Text excerpt =>
Rightgirlwrongplanet1 · 07/10/2018 14:56

I saw FB photos of a daughter's birthday party and we were not invited even though we invited her classmate to our daughter’s party a month ago and she attended. I am obviously hurt.

I’m confused. Why wasn’t my daughter invited?

It's the second time in days this has happened. We invited another classmate to her birthday party (the mother didn't even rsvp despite getting the invite!) and then we were not invited back 4 weeks later.

In the above example, first mum had invited us to 3 previous whole-of-class parties, and the second mum to 2. We attended all of them, RSVPing as we went. Perhaps they thought enough of inviting children who don’t invite us back? But we didn’t have any parties to invite people back to and they would have known that via FB!

The 2 mums in the above example are similar (older) age to me and seem quite sensible so I expect them to be on a relative same wavelength.

Since we were indebted to them, we invited them back this year when things are a bit more sensible and you invite your friends rather than the whole class. One came, one didn’t. Neither invited us this year when it was time to select friends, one of which I thought was a close friend, though I’m obviously mistaken.

My daughter is the oldest in the class, so we have to send invites out first. We don’t know what future invites will be.

Last year, the girl whose mum didn't rsvp, had a party with whole-class invite except my daughter so I was even more upset then.

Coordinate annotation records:

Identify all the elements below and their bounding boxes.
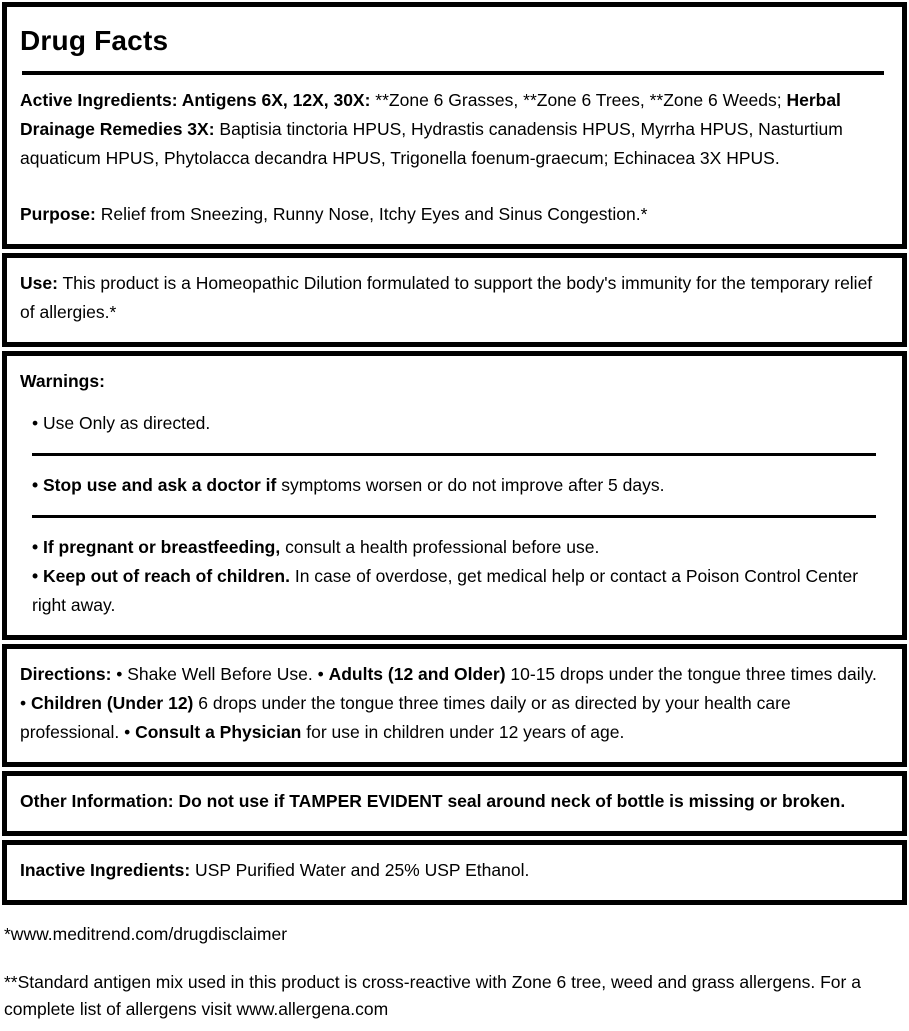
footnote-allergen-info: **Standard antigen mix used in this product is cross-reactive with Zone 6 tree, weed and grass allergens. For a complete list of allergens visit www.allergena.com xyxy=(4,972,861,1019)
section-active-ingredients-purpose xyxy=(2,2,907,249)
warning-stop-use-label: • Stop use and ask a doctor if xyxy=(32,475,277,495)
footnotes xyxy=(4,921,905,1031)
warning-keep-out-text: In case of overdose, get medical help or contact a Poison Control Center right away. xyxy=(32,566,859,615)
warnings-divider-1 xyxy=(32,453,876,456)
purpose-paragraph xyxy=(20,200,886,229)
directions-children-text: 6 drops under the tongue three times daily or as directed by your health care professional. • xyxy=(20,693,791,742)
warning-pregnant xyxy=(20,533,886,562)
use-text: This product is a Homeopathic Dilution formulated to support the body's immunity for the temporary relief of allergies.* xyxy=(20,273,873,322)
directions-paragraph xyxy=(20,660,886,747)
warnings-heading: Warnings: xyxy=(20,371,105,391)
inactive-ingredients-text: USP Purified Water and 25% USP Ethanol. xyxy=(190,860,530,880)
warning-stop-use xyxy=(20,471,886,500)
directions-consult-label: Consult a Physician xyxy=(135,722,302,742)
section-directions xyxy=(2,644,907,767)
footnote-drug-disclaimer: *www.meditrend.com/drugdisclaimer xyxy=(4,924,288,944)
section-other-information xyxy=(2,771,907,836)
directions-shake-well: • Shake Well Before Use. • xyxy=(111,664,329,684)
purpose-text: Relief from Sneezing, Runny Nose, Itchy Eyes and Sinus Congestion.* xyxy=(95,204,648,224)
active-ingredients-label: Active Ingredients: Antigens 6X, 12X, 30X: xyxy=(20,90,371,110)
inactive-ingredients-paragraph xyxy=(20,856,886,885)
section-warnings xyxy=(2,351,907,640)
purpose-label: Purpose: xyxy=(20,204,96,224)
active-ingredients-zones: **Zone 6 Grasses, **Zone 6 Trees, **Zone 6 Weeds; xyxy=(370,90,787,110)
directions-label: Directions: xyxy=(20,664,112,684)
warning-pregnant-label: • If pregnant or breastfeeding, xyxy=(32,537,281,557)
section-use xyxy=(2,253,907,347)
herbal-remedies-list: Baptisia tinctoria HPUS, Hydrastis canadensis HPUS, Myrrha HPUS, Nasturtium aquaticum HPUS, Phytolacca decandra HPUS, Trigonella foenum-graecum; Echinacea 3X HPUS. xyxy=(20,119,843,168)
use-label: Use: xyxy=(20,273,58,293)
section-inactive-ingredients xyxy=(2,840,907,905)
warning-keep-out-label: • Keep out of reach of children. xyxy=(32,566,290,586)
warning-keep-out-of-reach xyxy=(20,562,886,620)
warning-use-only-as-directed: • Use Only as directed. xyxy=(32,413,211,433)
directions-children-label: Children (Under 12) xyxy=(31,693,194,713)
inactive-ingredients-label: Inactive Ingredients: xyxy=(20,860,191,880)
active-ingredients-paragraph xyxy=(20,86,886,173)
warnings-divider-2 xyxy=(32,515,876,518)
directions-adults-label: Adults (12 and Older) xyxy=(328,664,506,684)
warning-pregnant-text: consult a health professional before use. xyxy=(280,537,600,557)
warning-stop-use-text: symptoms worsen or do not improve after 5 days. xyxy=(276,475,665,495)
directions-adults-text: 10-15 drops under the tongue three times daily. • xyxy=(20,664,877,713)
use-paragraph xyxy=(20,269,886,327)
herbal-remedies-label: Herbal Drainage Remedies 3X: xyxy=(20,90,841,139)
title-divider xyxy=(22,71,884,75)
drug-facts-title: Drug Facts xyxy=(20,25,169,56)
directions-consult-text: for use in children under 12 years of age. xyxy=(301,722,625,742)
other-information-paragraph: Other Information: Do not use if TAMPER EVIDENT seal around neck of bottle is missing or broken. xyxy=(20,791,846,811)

Directives =>
a - In the forum post, rewrite the stretch from "The 2 mums in" through "I’m obviously mistaken.", swapping "mums" for "mothers".
b - Answer these questions using the forum post.
(i) How many previous whole-of-class parties had the first mum invited the family to?
(ii) Why does the family have to send its invites out first?
(iii) How many weeks after the daughter's party was the family not invited back by the second classmate's mother?
The records play no role here.

Responses to the tasks =>
a -
The 2 mothers in the above example are similar (older) age to me and seem quite sensible so I expect them to be on a relative same wavelength.

Since we were indebted to them, we invited them back this year when things are a bit more sensible and you invite your friends rather than the whole class. One came, one didn’t. Neither invited us this year when it was time to select friends, one of which I thought was a close friend, though I’m obviously mistaken.

b -
(i) Three.
(ii) The daughter is the oldest in the class.
(iii) Four weeks.